◆ **Cosa occorre**:
Riporta il passo dell'intervista sul Napoli di Allegri, partendo da "L'atteggiamento attendista visto" e arrivando fino a "al dominio territoriale?", e scambia "strategia" con "tattica".

◆ **Testo**:
....

L'atteggiamento attendista visto finora rappresenta già la vera identità del Napoli di Allegri?
"Per il bene del Napoli mi auguro che continui su questa strada. Potrà sembrare una follia, ma la storia ci dice che le squadre di Allegri hanno sempre utilizzato questo tipo di strategia e lui è riuscito a vincere tantissimo sfruttando al massimo le caratteristiche dei propri giocatori. Se cominciassi a vedere un Napoli di Allegri che cerca un fraseggio esasperato e vuole dominare le partite esclusivamente attraverso il possesso palla, sarei molto più preoccupato rispetto a quello che vedo oggi".

Perché ti preoccuperebbe un Allegri più votato al possesso e al dominio territoriale?
"Perché significherebbe che l'allenatore, magari per accontentare le richieste che arrivano dall'esterno, sta andando a snaturare il proprio credo. Quel modo di intendere il calcio lo ha portato a vincere tantissimo in Serie A. Cambiandolo radicalmente rischierebbe di intraprendere un percorso nel quale non possiede le stesse conoscenze. Quello intravisto in questo inizio di campionato credo sia effettivamente il Napoli di Allegri e quello che vedremo anche in futuro, naturalmente con degli accorgimenti da apportare e soprattutto migliorando la fase difensiva".

Contro un'Inter così forte era quindi giusto non assumere un atteggiamento troppo spregiudicato?
"Sì. Il Napoli oggi ha oggettivamente delle difficoltà difensive. Se vai a San Siro e concedi dieci situazioni da gol all'Inter, probabilmente sei o sette diventano reti. Un conto è concedere occasioni a squadre con un valore individuale inferiore, un altro farlo contro l'Inter. Il Como, l'Inter e altre squadre adottano un calcio molto aggressivo e inevitabilmente concedono qualcosa, ma bisogna avere le caratteristiche per farlo. Credo quindi che la strategia utilizzata da Allegri rispecchi perfettamente quello che può essere il suo Napoli".

D'altronde scegliendo Allegri il club sapeva quale tipo di calcio avrebbe proposto?
"Assolutamente. Allegri è stato scelto dal Napoli e la sua storia la conoscono tutti, a cominciare dal presidente. Tutti sanno quale calcio abbia proposto durante la sua carriera. Non penso che prendendo Allegri il presidente si aspettasse improvvisamente una proposta simile a quella di Fabregas al Como, di Chivu o di altri allenatori che adottano una filosofia completamente differente".

....

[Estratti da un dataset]
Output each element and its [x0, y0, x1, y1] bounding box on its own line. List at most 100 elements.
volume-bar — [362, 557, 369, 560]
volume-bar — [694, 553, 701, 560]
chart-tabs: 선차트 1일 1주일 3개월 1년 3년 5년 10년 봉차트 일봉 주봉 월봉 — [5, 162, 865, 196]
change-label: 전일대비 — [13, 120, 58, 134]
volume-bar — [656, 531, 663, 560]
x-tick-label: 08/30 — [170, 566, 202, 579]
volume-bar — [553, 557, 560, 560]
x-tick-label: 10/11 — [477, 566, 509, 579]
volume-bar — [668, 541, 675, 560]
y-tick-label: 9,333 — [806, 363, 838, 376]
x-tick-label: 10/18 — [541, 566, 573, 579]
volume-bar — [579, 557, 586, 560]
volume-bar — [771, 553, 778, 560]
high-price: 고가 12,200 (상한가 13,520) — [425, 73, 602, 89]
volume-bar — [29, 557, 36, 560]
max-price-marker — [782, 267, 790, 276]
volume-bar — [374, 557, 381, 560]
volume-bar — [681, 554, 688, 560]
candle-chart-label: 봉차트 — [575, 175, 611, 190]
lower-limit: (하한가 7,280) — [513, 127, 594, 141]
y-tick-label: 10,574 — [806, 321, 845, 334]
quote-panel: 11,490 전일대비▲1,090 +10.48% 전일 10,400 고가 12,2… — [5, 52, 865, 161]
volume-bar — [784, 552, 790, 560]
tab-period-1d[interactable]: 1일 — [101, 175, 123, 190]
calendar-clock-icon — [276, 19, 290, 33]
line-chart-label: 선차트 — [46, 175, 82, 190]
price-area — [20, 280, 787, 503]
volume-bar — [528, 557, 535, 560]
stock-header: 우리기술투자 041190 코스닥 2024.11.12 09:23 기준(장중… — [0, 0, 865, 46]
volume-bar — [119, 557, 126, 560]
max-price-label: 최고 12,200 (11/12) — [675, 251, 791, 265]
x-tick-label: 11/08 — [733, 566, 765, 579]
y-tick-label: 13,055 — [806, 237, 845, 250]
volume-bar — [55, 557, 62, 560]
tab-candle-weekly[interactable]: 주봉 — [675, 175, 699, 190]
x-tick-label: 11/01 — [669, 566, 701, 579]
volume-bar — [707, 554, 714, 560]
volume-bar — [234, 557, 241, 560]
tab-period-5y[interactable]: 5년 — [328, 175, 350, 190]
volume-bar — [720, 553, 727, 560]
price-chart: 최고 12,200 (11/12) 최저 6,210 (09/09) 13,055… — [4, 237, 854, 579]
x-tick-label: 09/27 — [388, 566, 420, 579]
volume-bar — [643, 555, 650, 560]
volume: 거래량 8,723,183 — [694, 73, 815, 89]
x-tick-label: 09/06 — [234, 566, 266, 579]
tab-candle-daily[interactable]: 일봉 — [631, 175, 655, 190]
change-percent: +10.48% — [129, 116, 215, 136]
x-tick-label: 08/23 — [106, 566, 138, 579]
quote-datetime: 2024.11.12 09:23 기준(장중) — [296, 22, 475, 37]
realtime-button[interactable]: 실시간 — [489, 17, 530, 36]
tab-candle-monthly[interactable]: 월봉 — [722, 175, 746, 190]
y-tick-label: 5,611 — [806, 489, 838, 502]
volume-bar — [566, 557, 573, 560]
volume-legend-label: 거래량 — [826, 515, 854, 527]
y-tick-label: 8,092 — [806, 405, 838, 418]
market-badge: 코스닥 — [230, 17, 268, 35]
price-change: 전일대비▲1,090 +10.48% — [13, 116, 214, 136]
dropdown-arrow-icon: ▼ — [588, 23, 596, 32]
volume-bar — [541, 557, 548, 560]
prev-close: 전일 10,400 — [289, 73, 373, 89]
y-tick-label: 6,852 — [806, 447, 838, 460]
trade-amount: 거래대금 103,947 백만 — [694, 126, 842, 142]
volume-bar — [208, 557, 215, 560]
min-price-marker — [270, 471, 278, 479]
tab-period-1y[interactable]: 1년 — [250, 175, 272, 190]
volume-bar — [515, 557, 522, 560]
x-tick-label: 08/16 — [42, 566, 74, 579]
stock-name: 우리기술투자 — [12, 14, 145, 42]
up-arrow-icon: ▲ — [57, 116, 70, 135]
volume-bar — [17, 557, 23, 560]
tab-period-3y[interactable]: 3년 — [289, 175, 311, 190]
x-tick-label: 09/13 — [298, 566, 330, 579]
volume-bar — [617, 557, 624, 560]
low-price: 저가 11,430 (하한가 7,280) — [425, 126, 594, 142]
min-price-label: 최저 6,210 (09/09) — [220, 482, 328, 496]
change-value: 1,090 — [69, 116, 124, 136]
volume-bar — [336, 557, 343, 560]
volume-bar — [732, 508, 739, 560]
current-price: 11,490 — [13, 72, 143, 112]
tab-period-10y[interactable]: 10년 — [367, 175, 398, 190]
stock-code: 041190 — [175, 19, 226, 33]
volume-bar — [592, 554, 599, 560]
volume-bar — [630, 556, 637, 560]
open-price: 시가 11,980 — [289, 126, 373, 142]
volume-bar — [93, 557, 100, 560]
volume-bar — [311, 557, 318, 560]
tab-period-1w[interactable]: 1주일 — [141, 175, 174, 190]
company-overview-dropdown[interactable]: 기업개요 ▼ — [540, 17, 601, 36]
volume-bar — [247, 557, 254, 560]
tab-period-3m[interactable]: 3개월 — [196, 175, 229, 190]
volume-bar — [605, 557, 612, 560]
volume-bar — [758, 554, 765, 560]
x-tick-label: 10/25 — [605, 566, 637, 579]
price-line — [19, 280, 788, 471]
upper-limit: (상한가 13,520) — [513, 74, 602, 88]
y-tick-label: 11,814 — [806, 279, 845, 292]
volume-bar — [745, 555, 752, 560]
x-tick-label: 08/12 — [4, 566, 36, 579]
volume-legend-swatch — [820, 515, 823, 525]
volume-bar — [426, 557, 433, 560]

....

◆ **Risposta**:
L'atteggiamento attendista visto finora rappresenta già la vera identità del Napoli di Allegri?
"Per il bene del Napoli mi auguro che continui su questa strada. Potrà sembrare una follia, ma la storia ci dice che le squadre di Allegri hanno sempre utilizzato questo tipo di tattica e lui è riuscito a vincere tantissimo sfruttando al massimo le caratteristiche dei propri giocatori. Se cominciassi a vedere un Napoli di Allegri che cerca un fraseggio esasperato e vuole dominare le partite esclusivamente attraverso il possesso palla, sarei molto più preoccupato rispetto a quello che vedo oggi".

Perché ti preoccuperebbe un Allegri più votato al possesso e al dominio territoriale?